Instructions for the task: An exact copy of the records is required, minus the pictures they hold.

Available records:
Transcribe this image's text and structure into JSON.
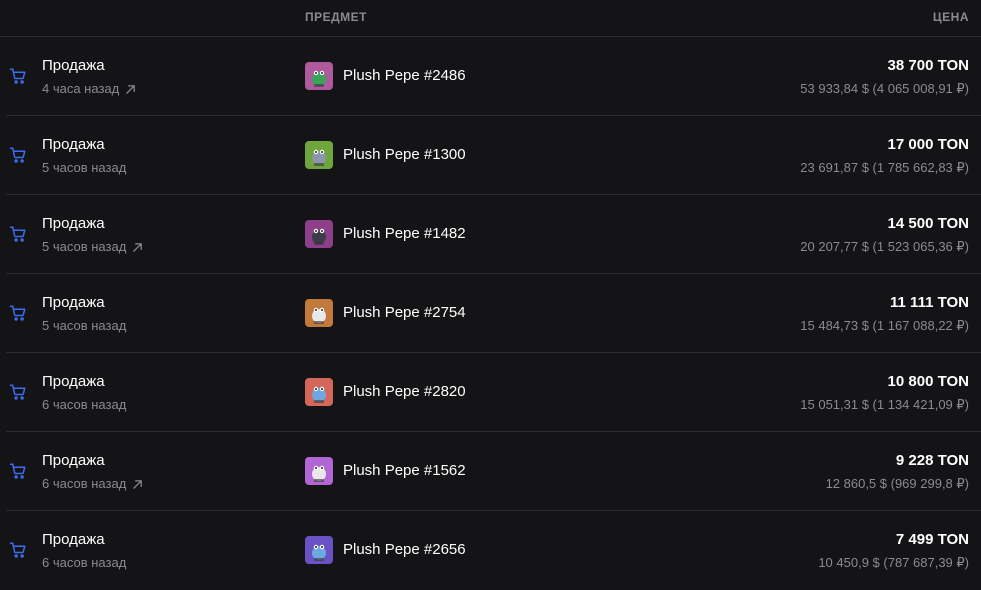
{
  "header": {
    "item_label": "ПРЕДМЕТ",
    "price_label": "ЦЕНА"
  },
  "colors": {
    "accent": "#3d6df2",
    "background": "#141416",
    "muted": "#8a8a90"
  },
  "rows": [
    {
      "action": "Продажа",
      "time": "4 часа назад",
      "has_link": true,
      "item": "Plush Pepe #2486",
      "thumb_color": "#b05a9e",
      "thumb_icon": "pepe-plush-green",
      "price": "38 700 TON",
      "fiat": "53 933,84 $ (4 065 008,91 ₽)"
    },
    {
      "action": "Продажа",
      "time": "5 часов назад",
      "has_link": false,
      "item": "Plush Pepe #1300",
      "thumb_color": "#6fa63c",
      "thumb_icon": "pepe-plush-gray",
      "price": "17 000 TON",
      "fiat": "23 691,87 $ (1 785 662,83 ₽)"
    },
    {
      "action": "Продажа",
      "time": "5 часов назад",
      "has_link": true,
      "item": "Plush Pepe #1482",
      "thumb_color": "#8e3f8a",
      "thumb_icon": "pepe-plush-dark",
      "price": "14 500 TON",
      "fiat": "20 207,77 $ (1 523 065,36 ₽)"
    },
    {
      "action": "Продажа",
      "time": "5 часов назад",
      "has_link": false,
      "item": "Plush Pepe #2754",
      "thumb_color": "#c27a3c",
      "thumb_icon": "pepe-plush-white",
      "price": "11 111 TON",
      "fiat": "15 484,73 $ (1 167 088,22 ₽)"
    },
    {
      "action": "Продажа",
      "time": "6 часов назад",
      "has_link": false,
      "item": "Plush Pepe #2820",
      "thumb_color": "#d4665a",
      "thumb_icon": "pepe-plush-blue",
      "price": "10 800 TON",
      "fiat": "15 051,31 $ (1 134 421,09 ₽)"
    },
    {
      "action": "Продажа",
      "time": "6 часов назад",
      "has_link": true,
      "item": "Plush Pepe #1562",
      "thumb_color": "#b266d6",
      "thumb_icon": "pepe-plush-white",
      "price": "9 228 TON",
      "fiat": "12 860,5 $ (969 299,8 ₽)"
    },
    {
      "action": "Продажа",
      "time": "6 часов назад",
      "has_link": false,
      "item": "Plush Pepe #2656",
      "thumb_color": "#6a52c4",
      "thumb_icon": "pepe-plush-blue",
      "price": "7 499 TON",
      "fiat": "10 450,9 $ (787 687,39 ₽)"
    }
  ]
}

Full solution:
Transcribe this image's text and structure into JSON.
{
  "header": {
    "item_label": "ПРЕДМЕТ",
    "price_label": "ЦЕНА"
  },
  "colors": {
    "accent": "#3d6df2",
    "background": "#141416",
    "muted": "#8a8a90"
  },
  "rows": [
    {
      "action": "Продажа",
      "time": "4 часа назад",
      "has_link": true,
      "item": "Plush Pepe #2486",
      "thumb_color": "#b05a9e",
      "thumb_icon": "pepe-plush-green",
      "price": "38 700 TON",
      "fiat": "53 933,84 $ (4 065 008,91 ₽)"
    },
    {
      "action": "Продажа",
      "time": "5 часов назад",
      "has_link": false,
      "item": "Plush Pepe #1300",
      "thumb_color": "#6fa63c",
      "thumb_icon": "pepe-plush-gray",
      "price": "17 000 TON",
      "fiat": "23 691,87 $ (1 785 662,83 ₽)"
    },
    {
      "action": "Продажа",
      "time": "5 часов назад",
      "has_link": true,
      "item": "Plush Pepe #1482",
      "thumb_color": "#8e3f8a",
      "thumb_icon": "pepe-plush-dark",
      "price": "14 500 TON",
      "fiat": "20 207,77 $ (1 523 065,36 ₽)"
    },
    {
      "action": "Продажа",
      "time": "5 часов назад",
      "has_link": false,
      "item": "Plush Pepe #2754",
      "thumb_color": "#c27a3c",
      "thumb_icon": "pepe-plush-white",
      "price": "11 111 TON",
      "fiat": "15 484,73 $ (1 167 088,22 ₽)"
    },
    {
      "action": "Продажа",
      "time": "6 часов назад",
      "has_link": false,
      "item": "Plush Pepe #2820",
      "thumb_color": "#d4665a",
      "thumb_icon": "pepe-plush-blue",
      "price": "10 800 TON",
      "fiat": "15 051,31 $ (1 134 421,09 ₽)"
    },
    {
      "action": "Продажа",
      "time": "6 часов назад",
      "has_link": true,
      "item": "Plush Pepe #1562",
      "thumb_color": "#b266d6",
      "thumb_icon": "pepe-plush-white",
      "price": "9 228 TON",
      "fiat": "12 860,5 $ (969 299,8 ₽)"
    },
    {
      "action": "Продажа",
      "time": "6 часов назад",
      "has_link": false,
      "item": "Plush Pepe #2656",
      "thumb_color": "#6a52c4",
      "thumb_icon": "pepe-plush-blue",
      "price": "7 499 TON",
      "fiat": "10 450,9 $ (787 687,39 ₽)"
    }
  ]
}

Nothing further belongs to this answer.